> **Exercises**:
[a] Write out the part of the fossil guide that opens with the words containing "This guide will" and closes with "Importance of Fossils?".
[b] For each statement below, say whether the fossil guide agrees with it. Answer yes or no, and quote the words of the guide that decide it.
(i) The soft parts of a dead animal are usually what become fossils.
(ii) The process in which built-up sediment turns into rock is called lithification.
(iii) Fossils can be found in any type of rock.
[c] Carry on the fossil guide from the point where it stops.

> **Text extract**:

If you have been exploring the coastlines, then you may have come across marine fossils. Or perhaps you’re keen to start finding some of these beautiful, natural treats and want to find out more.
This guide will tell you everything you need to know.
How are Fossils Formed?
The formation of a fossil begins as soon as an animal or plant dies. But this is just the start of a lengthy process. Normally, the soft parts of an animal are eaten by scavengers, or they rot away. But things like teeth and bones may turn into a fossil, although this is actually quite a rare phenomenon.
The process begins when the body is covered in a layer of sediment very quickly after death. Over time, the sediment builds up more and more before eventually turning into rock. This process is known as lithification.
As this happens, any moisture in the sediment seeps into the hard parts of the animal which also turn to stone.
What is the Importance of Fossils?
People seem to get really excited by fossils – but they’re just old rocks, right? That is anything but true, as fossils play an important role in helping us understand the past.
Fossils come in many forms and they help scientists to understand things like evolution, how animals may have lived in the past, and even tell us about geological changes in the earth over the course of time.
There are even times that fossils can give us an insight into how the animal died as well as its behavior during life. Depending on where the fossil is found, we can also determine the age of the country.
This might all seem highly scientific but what’s great is that anyone can learn information from fossils and there’s nothing more important than understanding the history of the very planet we inhabit.
What Types of Rocks are Fossils Commonly Found In?
In order for fossils to form, there needs to be perfect conditions. While there are several different types of rocks, not all of these rocks provide what is needed to create a fossil. That’s why you’ll only find fossils in sedimentary rocks.
You might find fossils in sedimentary rock such as shale or sandstone and there are some types of sedimentary rock that preserve fossils better than others.
The reason that it’s almost always sedimentary rock that helps in the creation of fossils is because sediment has to build up over the dead animal or plant over time. That’s also why you almost always find fossils in and around water since the sediment is better able to build up here.
Types of Fossil Preservation
If it was living at some stage or another then there’s a good chance you can find it in a fossil. But what’s interesting is that there isn’t just one type of fossil preservation. In fact, the way that this organic matter is preserved could happen in one of four ways.
Petrification, sometimes known as permineralization, happens when the deceased life form becomes buried.
When the lifeform was living, there would have been spaces within it that were filled with gas or liquid. But now, these spaces are filled with groundwater that’s high in minerals. Where this water sits can be in the smallest of spaces such as between cell walls.
The minerals within the water act as a preservative and, over time, will turn the lifeform to stone; which is known as petrification.
Molds & Casts
It is possible for an organism to create an impression in the rock after it has decomposed. This is known as a mold. Over time, sediment may refill this mold and the resulting shape is called a cast. While this isn’t the actual fossilized remains of the organism, it does give a detailed picture of what it would have looked like.

> **Raw records**:
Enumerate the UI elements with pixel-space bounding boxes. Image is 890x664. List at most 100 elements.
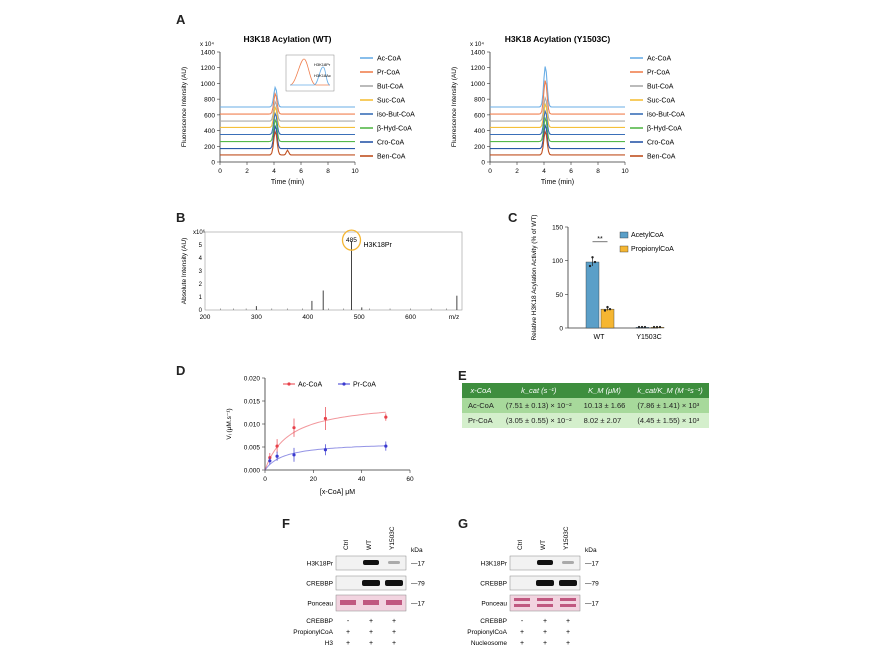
peak-label: 485 — [346, 237, 357, 244]
peak-annotation: H3K18Pr — [363, 242, 392, 249]
y-tick-label: 5 — [199, 243, 203, 249]
chromatogram-wt: H3K18 Acylation (WT) x 10⁴ 0 200 400 600 800 10… — [181, 34, 415, 186]
series-line — [490, 102, 625, 128]
x-axis-label: [x-CoA] μM — [320, 489, 355, 496]
legend-label: β-Hyd-CoA — [377, 126, 412, 133]
blot-band — [536, 580, 554, 586]
x-tick-label: 0 — [218, 168, 222, 175]
relative-activity-chart: 0 50 100 150 Relative H3K18 Acylation Activi… — [531, 215, 674, 341]
blot-row-label: Ponceau — [307, 601, 333, 608]
kinetics-plot: 0.000 0.005 0.010 0.015 0.020 0 20 40 60 [x-CoA] … — [226, 376, 414, 497]
panel-label-c: C — [508, 210, 518, 225]
legend-label: PropionylCoA — [631, 246, 674, 253]
series-line — [220, 124, 355, 150]
blot-band — [537, 560, 553, 565]
legend-label: Ben-CoA — [647, 154, 676, 161]
data-point — [643, 325, 647, 329]
y-axis-label: Fluorescence Intensity (AU) — [181, 67, 188, 147]
table-header: k_cat/K_M (M⁻¹s⁻¹) — [631, 383, 709, 398]
condition-value: + — [543, 618, 547, 625]
x-tick-label: WT — [594, 334, 606, 341]
series-line — [490, 129, 625, 156]
y-tick-label: 100 — [552, 258, 563, 265]
y-tick-label: 3 — [199, 269, 203, 275]
x-tick-label: 2 — [515, 168, 519, 175]
series-line — [490, 80, 625, 115]
condition-label: CREBBP — [480, 618, 507, 625]
y-tick-label: 1200 — [471, 65, 486, 72]
x-tick-label: 4 — [272, 168, 276, 175]
blot-band — [385, 580, 403, 586]
legend-label: But-CoA — [377, 84, 404, 91]
x-tick-label: 300 — [251, 314, 262, 321]
blot-band — [514, 604, 530, 607]
y-tick-label: 1200 — [201, 65, 216, 72]
data-point — [658, 325, 662, 329]
legend-label: But-CoA — [647, 84, 674, 91]
table-row: Pr-CoA (3.05 ± 0.55) × 10⁻² 8.02 ± 2.07 … — [462, 413, 709, 428]
y-axis-label: Fluorescence Intensity (AU) — [451, 67, 458, 147]
condition-value: - — [347, 618, 350, 625]
y-tick-label: 600 — [204, 112, 215, 119]
panel-label-g: G — [458, 516, 469, 531]
y-axis-label: Absolute Intensity (AU) — [181, 238, 188, 304]
series-line — [220, 111, 355, 136]
legend-label: Pr-CoA — [647, 70, 670, 77]
y-tick-label: 200 — [474, 144, 485, 151]
y-tick-label: 1000 — [201, 81, 216, 88]
legend-label: Pr-CoA — [377, 70, 400, 77]
y-tick-label: 800 — [204, 97, 215, 104]
y-tick-label: 0 — [481, 160, 485, 167]
y-tick-label: 200 — [204, 144, 215, 151]
x-tick-label: 40 — [358, 476, 366, 483]
series-line — [220, 117, 355, 143]
y-tick-label: 400 — [474, 128, 485, 135]
x-tick-label: 20 — [310, 476, 318, 483]
table-header: k_cat (s⁻¹) — [499, 383, 578, 398]
y-tick-label: 0 — [559, 326, 563, 333]
y-tick-label: 400 — [204, 128, 215, 135]
data-point — [268, 459, 272, 463]
kinetics-table: x-CoA k_cat (s⁻¹) K_M (μM) k_cat/K_M (M⁻… — [462, 383, 709, 428]
condition-value: + — [346, 640, 350, 647]
table-cell: (4.45 ± 1.55) × 10³ — [631, 413, 709, 428]
western-blot-h3: Ctrl WT Y1503C kDa H3K18Pr —17 CREBBP —79 Poncea… — [293, 526, 425, 647]
condition-value: + — [392, 640, 396, 647]
data-point — [275, 454, 279, 458]
table-cell: 8.02 ± 2.07 — [577, 413, 632, 428]
x-tick-label: 200 — [200, 314, 211, 321]
axis-exponent: x10⁶ — [193, 229, 206, 236]
blot-row-label: CREBBP — [480, 581, 507, 588]
condition-value: + — [543, 629, 547, 636]
legend-label: iso-But-CoA — [647, 112, 685, 119]
lane-label: Y1503C — [563, 526, 570, 550]
condition-value: + — [566, 640, 570, 647]
data-point — [292, 453, 296, 457]
series-line — [220, 129, 355, 156]
legend-label: Pr-CoA — [353, 382, 376, 389]
blot-row-label: Ponceau — [481, 601, 507, 608]
data-point — [588, 264, 592, 268]
table-row: Ac-CoA (7.51 ± 0.13) × 10⁻² 10.13 ± 1.66… — [462, 398, 709, 413]
series-line — [490, 109, 625, 136]
table-cell: Pr-CoA — [462, 413, 500, 428]
x-tick-label: 4 — [542, 168, 546, 175]
data-point — [603, 309, 607, 312]
legend-label: iso-But-CoA — [377, 112, 415, 119]
y-tick-label: 2 — [199, 282, 203, 288]
x-tick-label: 400 — [302, 314, 313, 321]
x-tick-label: 6 — [299, 168, 303, 175]
y-tick-label: 800 — [474, 97, 485, 104]
series-line — [490, 66, 625, 108]
marker-label: —17 — [411, 601, 425, 608]
series-line — [490, 95, 625, 122]
condition-value: + — [566, 629, 570, 636]
y-tick-label: 4 — [199, 256, 203, 262]
series-line — [220, 99, 355, 122]
data-point — [637, 325, 641, 329]
y-tick-label: 0.015 — [244, 399, 261, 406]
blot-band — [560, 604, 576, 607]
legend-swatch — [619, 231, 629, 239]
axis-exponent: x 10⁴ — [470, 41, 484, 48]
legend-label: Suc-CoA — [377, 98, 405, 105]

> **Written responses**:
[a]
This guide will tell you everything you need to know.
How are Fossils Formed?
The formation of a fossil begins as soon as an animal or plant dies. But this is just the start of a lengthy process. Normally, the soft parts of an animal are eaten by scavengers, or they rot away. But things like teeth and bones may turn into a fossil, although this is actually quite a rare phenomenon.
The process begins when the body is covered in a layer of sediment very quickly after death. Over time, the sediment builds up more and more before eventually turning into rock. This process is known as lithification.
As this happens, any moisture in the sediment seeps into the hard parts of the animal which also turn to stone.
What is the Importance of Fossils?

[b]
(i) No: "Normally, the soft parts of an animal are eaten by scavengers, or they rot away."
(ii) Yes: "This process is known as lithification."
(iii) No: "That’s why you’ll only find fossils in sedimentary rocks."

[c]
Compression & Carbonization
When looking at fossilized plants, one of the most common forms of preservation is compression. This happens when the remains of the organism are compressed between layers of sediment and this creates an imprint. The sheer weight of the overlying rock as well as things like water is what is responsible for the imprints. Amazingly, these imprints can take as long as 300 million years to form!
While preserved remains are the least common type of fossil, there are still plenty out there. Think about the mosquito in amber on the end of the walking stick in the movie Jurassic Park, and that’s exactly what we’re talking about here.
This happens when the soft tissue of the animal is preserved in some other substance. Amber is a common material, but there have been entire mammoth remains found in glaciers and even neanderthal human remains. What an amazing opportunity to look at life from millions of years ago!
Main Fossil Groups
Fossils can be categorized into one of several different groups depending on what type of animal they were, how old they are, and many other factors.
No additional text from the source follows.